- YOUR OBJECTIVE -
Would you copy out the whole listing exactly as given?

>> Start MATERIAL

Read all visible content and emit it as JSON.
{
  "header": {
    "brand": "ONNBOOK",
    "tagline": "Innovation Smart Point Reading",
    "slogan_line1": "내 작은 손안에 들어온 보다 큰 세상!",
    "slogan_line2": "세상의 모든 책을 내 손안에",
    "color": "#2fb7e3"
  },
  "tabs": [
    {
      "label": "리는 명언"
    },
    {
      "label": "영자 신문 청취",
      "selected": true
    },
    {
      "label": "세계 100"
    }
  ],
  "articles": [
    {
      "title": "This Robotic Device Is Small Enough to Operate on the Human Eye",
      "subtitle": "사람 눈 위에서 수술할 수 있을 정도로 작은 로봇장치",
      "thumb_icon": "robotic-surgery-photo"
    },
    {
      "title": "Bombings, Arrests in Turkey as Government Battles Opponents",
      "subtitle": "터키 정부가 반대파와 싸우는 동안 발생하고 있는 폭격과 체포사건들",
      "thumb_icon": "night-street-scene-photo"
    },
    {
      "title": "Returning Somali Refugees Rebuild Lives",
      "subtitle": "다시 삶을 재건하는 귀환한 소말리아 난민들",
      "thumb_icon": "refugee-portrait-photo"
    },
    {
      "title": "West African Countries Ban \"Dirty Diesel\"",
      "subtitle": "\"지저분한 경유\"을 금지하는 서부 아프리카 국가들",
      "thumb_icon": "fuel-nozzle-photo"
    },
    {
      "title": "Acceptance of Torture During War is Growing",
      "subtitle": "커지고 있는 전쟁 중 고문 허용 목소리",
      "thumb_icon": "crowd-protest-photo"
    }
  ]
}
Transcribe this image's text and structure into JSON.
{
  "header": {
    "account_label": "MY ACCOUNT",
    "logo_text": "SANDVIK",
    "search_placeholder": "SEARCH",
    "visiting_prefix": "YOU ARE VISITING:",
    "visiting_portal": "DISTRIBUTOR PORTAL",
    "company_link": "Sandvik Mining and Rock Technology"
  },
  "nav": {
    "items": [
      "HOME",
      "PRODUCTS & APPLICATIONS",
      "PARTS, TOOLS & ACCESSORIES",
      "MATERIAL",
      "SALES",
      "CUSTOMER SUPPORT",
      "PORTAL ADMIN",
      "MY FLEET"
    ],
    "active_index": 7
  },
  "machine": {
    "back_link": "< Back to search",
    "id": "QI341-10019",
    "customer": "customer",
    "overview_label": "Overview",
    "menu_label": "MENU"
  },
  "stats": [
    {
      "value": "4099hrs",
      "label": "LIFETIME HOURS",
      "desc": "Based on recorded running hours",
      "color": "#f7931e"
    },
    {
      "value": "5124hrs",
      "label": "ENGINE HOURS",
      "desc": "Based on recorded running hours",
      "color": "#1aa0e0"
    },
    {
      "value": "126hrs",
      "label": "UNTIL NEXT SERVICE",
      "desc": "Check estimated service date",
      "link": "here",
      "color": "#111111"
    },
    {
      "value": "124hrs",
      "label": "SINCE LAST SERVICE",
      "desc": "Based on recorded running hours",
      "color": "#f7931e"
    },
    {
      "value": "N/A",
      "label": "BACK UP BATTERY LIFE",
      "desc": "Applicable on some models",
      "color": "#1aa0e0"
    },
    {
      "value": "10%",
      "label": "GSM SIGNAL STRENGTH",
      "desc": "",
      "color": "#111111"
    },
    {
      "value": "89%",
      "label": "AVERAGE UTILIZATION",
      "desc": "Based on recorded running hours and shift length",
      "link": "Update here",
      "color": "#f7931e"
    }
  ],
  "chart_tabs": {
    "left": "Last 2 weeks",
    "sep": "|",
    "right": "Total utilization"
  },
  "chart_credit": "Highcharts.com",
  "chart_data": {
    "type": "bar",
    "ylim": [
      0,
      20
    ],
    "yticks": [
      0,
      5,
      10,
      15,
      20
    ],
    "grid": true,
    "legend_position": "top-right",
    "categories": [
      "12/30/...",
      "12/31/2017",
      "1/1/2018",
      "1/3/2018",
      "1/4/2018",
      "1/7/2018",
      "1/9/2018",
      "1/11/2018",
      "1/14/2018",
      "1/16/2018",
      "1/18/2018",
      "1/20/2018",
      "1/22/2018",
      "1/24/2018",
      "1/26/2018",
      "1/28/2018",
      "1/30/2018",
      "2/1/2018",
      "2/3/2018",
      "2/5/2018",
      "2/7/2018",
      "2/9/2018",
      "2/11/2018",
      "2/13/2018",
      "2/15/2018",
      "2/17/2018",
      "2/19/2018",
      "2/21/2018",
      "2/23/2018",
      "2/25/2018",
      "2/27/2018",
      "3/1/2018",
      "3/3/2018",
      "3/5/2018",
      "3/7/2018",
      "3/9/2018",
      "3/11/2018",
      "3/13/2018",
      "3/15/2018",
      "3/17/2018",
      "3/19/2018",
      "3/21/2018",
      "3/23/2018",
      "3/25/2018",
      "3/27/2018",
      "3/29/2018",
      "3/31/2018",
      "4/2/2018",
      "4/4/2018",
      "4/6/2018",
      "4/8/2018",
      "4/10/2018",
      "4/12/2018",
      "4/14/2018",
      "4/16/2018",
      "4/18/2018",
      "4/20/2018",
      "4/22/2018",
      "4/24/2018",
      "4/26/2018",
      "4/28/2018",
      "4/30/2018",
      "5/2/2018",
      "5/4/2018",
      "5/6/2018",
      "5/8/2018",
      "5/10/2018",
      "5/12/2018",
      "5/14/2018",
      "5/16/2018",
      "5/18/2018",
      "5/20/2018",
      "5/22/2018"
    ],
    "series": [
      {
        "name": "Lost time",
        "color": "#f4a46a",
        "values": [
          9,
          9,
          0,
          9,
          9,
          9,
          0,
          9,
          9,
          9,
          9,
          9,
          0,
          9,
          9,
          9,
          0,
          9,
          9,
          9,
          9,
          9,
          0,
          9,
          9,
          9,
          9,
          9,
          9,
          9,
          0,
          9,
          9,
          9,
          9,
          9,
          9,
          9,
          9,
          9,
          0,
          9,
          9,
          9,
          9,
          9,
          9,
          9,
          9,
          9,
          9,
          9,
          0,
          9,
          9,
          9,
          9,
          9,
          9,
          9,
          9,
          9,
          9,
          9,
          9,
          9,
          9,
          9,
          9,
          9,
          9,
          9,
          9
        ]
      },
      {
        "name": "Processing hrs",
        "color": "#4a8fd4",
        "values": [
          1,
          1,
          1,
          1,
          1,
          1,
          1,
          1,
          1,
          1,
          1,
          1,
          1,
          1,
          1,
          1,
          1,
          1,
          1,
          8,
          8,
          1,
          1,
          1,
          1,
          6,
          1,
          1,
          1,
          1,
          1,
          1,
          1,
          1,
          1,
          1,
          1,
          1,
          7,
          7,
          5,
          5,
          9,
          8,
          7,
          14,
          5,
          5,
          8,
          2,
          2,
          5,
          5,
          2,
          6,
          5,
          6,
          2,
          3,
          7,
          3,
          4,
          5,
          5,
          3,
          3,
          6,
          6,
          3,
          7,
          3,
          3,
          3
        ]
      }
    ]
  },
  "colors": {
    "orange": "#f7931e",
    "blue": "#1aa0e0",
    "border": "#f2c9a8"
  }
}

>> End MATERIAL

- SOLUTION TO THE PROBLEM -
Read all visible content and emit it as JSON.
{
  "header": {
    "brand": "ONNBOOK",
    "tagline": "Innovation Smart Point Reading",
    "slogan_line1": "내 작은 손안에 들어온 보다 큰 세상!",
    "slogan_line2": "세상의 모든 책을 내 손안에",
    "color": "#2fb7e3"
  },
  "tabs": [
    {
      "label": "리는 명언"
    },
    {
      "label": "영자 신문 청취",
      "selected": true
    },
    {
      "label": "세계 100"
    }
  ],
  "articles": [
    {
      "title": "This Robotic Device Is Small Enough to Operate on the Human Eye",
      "subtitle": "사람 눈 위에서 수술할 수 있을 정도로 작은 로봇장치",
      "thumb_icon": "robotic-surgery-photo"
    },
    {
      "title": "Bombings, Arrests in Turkey as Government Battles Opponents",
      "subtitle": "터키 정부가 반대파와 싸우는 동안 발생하고 있는 폭격과 체포사건들",
      "thumb_icon": "night-street-scene-photo"
    },
    {
      "title": "Returning Somali Refugees Rebuild Lives",
      "subtitle": "다시 삶을 재건하는 귀환한 소말리아 난민들",
      "thumb_icon": "refugee-portrait-photo"
    },
    {
      "title": "West African Countries Ban \"Dirty Diesel\"",
      "subtitle": "\"지저분한 경유\"을 금지하는 서부 아프리카 국가들",
      "thumb_icon": "fuel-nozzle-photo"
    },
    {
      "title": "Acceptance of Torture During War is Growing",
      "subtitle": "커지고 있는 전쟁 중 고문 허용 목소리",
      "thumb_icon": "crowd-protest-photo"
    }
  ]
}
Transcribe this image's text and structure into JSON.
{
  "header": {
    "account_label": "MY ACCOUNT",
    "logo_text": "SANDVIK",
    "search_placeholder": "SEARCH",
    "visiting_prefix": "YOU ARE VISITING:",
    "visiting_portal": "DISTRIBUTOR PORTAL",
    "company_link": "Sandvik Mining and Rock Technology"
  },
  "nav": {
    "items": [
      "HOME",
      "PRODUCTS & APPLICATIONS",
      "PARTS, TOOLS & ACCESSORIES",
      "MATERIAL",
      "SALES",
      "CUSTOMER SUPPORT",
      "PORTAL ADMIN",
      "MY FLEET"
    ],
    "active_index": 7
  },
  "machine": {
    "back_link": "< Back to search",
    "id": "QI341-10019",
    "customer": "customer",
    "overview_label": "Overview",
    "menu_label": "MENU"
  },
  "stats": [
    {
      "value": "4099hrs",
      "label": "LIFETIME HOURS",
      "desc": "Based on recorded running hours",
      "color": "#f7931e"
    },
    {
      "value": "5124hrs",
      "label": "ENGINE HOURS",
      "desc": "Based on recorded running hours",
      "color": "#1aa0e0"
    },
    {
      "value": "126hrs",
      "label": "UNTIL NEXT SERVICE",
      "desc": "Check estimated service date",
      "link": "here",
      "color": "#111111"
    },
    {
      "value": "124hrs",
      "label": "SINCE LAST SERVICE",
      "desc": "Based on recorded running hours",
      "color": "#f7931e"
    },
    {
      "value": "N/A",
      "label": "BACK UP BATTERY LIFE",
      "desc": "Applicable on some models",
      "color": "#1aa0e0"
    },
    {
      "value": "10%",
      "label": "GSM SIGNAL STRENGTH",
      "desc": "",
      "color": "#111111"
    },
    {
      "value": "89%",
      "label": "AVERAGE UTILIZATION",
      "desc": "Based on recorded running hours and shift length",
      "link": "Update here",
      "color": "#f7931e"
    }
  ],
  "chart_tabs": {
    "left": "Last 2 weeks",
    "sep": "|",
    "right": "Total utilization"
  },
  "chart_credit": "Highcharts.com",
  "chart_data": {
    "type": "bar",
    "ylim": [
      0,
      20
    ],
    "yticks": [
      0,
      5,
      10,
      15,
      20
    ],
    "grid": true,
    "legend_position": "top-right",
    "categories": [
      "12/30/...",
      "12/31/2017",
      "1/1/2018",
      "1/3/2018",
      "1/4/2018",
      "1/7/2018",
      "1/9/2018",
      "1/11/2018",
      "1/14/2018",
      "1/16/2018",
      "1/18/2018",
      "1/20/2018",
      "1/22/2018",
      "1/24/2018",
      "1/26/2018",
      "1/28/2018",
      "1/30/2018",
      "2/1/2018",
      "2/3/2018",
      "2/5/2018",
      "2/7/2018",
      "2/9/2018",
      "2/11/2018",
      "2/13/2018",
      "2/15/2018",
      "2/17/2018",
      "2/19/2018",
      "2/21/2018",
      "2/23/2018",
      "2/25/2018",
      "2/27/2018",
      "3/1/2018",
      "3/3/2018",
      "3/5/2018",
      "3/7/2018",
      "3/9/2018",
      "3/11/2018",
      "3/13/2018",
      "3/15/2018",
      "3/17/2018",
      "3/19/2018",
      "3/21/2018",
      "3/23/2018",
      "3/25/2018",
      "3/27/2018",
      "3/29/2018",
      "3/31/2018",
      "4/2/2018",
      "4/4/2018",
      "4/6/2018",
      "4/8/2018",
      "4/10/2018",
      "4/12/2018",
      "4/14/2018",
      "4/16/2018",
      "4/18/2018",
      "4/20/2018",
      "4/22/2018",
      "4/24/2018",
      "4/26/2018",
      "4/28/2018",
      "4/30/2018",
      "5/2/2018",
      "5/4/2018",
      "5/6/2018",
      "5/8/2018",
      "5/10/2018",
      "5/12/2018",
      "5/14/2018",
      "5/16/2018",
      "5/18/2018",
      "5/20/2018",
      "5/22/2018"
    ],
    "series": [
      {
        "name": "Lost time",
        "color": "#f4a46a",
        "values": [
          9,
          9,
          0,
          9,
          9,
          9,
          0,
          9,
          9,
          9,
          9,
          9,
          0,
          9,
          9,
          9,
          0,
          9,
          9,
          9,
          9,
          9,
          0,
          9,
          9,
          9,
          9,
          9,
          9,
          9,
          0,
          9,
          9,
          9,
          9,
          9,
          9,
          9,
          9,
          9,
          0,
          9,
          9,
          9,
          9,
          9,
          9,
          9,
          9,
          9,
          9,
          9,
          0,
          9,
          9,
          9,
          9,
          9,
          9,
          9,
          9,
          9,
          9,
          9,
          9,
          9,
          9,
          9,
          9,
          9,
          9,
          9,
          9
        ]
      },
      {
        "name": "Processing hrs",
        "color": "#4a8fd4",
        "values": [
          1,
          1,
          1,
          1,
          1,
          1,
          1,
          1,
          1,
          1,
          1,
          1,
          1,
          1,
          1,
          1,
          1,
          1,
          1,
          8,
          8,
          1,
          1,
          1,
          1,
          6,
          1,
          1,
          1,
          1,
          1,
          1,
          1,
          1,
          1,
          1,
          1,
          1,
          7,
          7,
          5,
          5,
          9,
          8,
          7,
          14,
          5,
          5,
          8,
          2,
          2,
          5,
          5,
          2,
          6,
          5,
          6,
          2,
          3,
          7,
          3,
          4,
          5,
          5,
          3,
          3,
          6,
          6,
          3,
          7,
          3,
          3,
          3
        ]
      }
    ]
  },
  "colors": {
    "orange": "#f7931e",
    "blue": "#1aa0e0",
    "border": "#f2c9a8"
  }
}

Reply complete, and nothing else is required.